[Begin Data provided]

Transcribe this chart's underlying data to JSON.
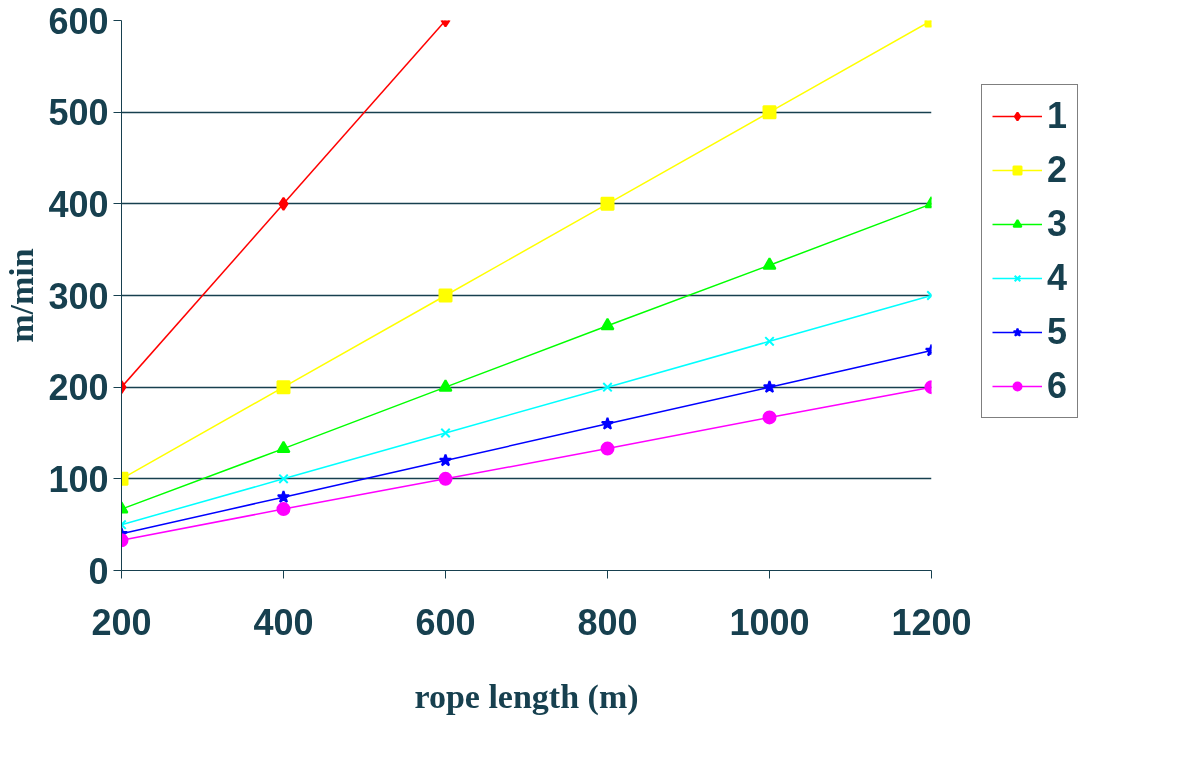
{
  "chart_data": {
    "type": "line",
    "xlabel": "rope length (m)",
    "ylabel": "m/min",
    "x": [
      200,
      400,
      600,
      800,
      1000,
      1200
    ],
    "xlim": [
      200,
      1200
    ],
    "xticks": [
      200,
      400,
      600,
      800,
      1000,
      1200
    ],
    "ylim": [
      0,
      600
    ],
    "yticks": [
      0,
      100,
      200,
      300,
      400,
      500,
      600
    ],
    "grid": "y",
    "legend": "right",
    "series": [
      {
        "name": "1",
        "color": "#ff0000",
        "marker": "diamond",
        "values": [
          200,
          400,
          600,
          null,
          null,
          null
        ]
      },
      {
        "name": "2",
        "color": "#ffff00",
        "marker": "square",
        "values": [
          100,
          200,
          300,
          400,
          500,
          600
        ]
      },
      {
        "name": "3",
        "color": "#00ff00",
        "marker": "triangle",
        "values": [
          67,
          133,
          200,
          267,
          333,
          400
        ]
      },
      {
        "name": "4",
        "color": "#00ffff",
        "marker": "cross",
        "values": [
          50,
          100,
          150,
          200,
          250,
          300
        ]
      },
      {
        "name": "5",
        "color": "#0000ff",
        "marker": "star",
        "values": [
          40,
          80,
          120,
          160,
          200,
          240
        ]
      },
      {
        "name": "6",
        "color": "#ff00ff",
        "marker": "circle",
        "values": [
          33,
          67,
          100,
          133,
          167,
          200
        ]
      }
    ]
  }
}
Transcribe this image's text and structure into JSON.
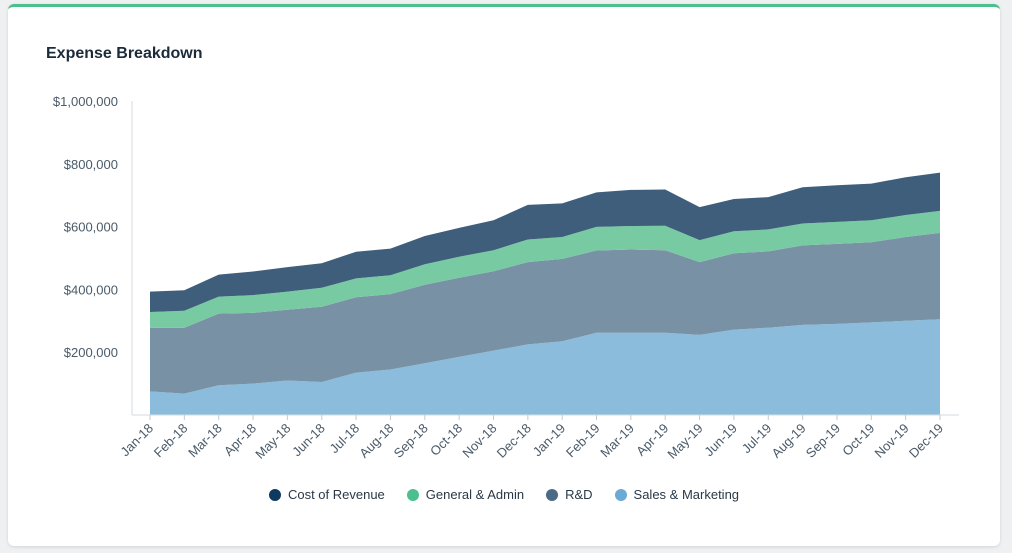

[End Data provided]

### Problem statement
How many lines of the records contain the string "color"? Respond with the number alone.

### Solution for this task
6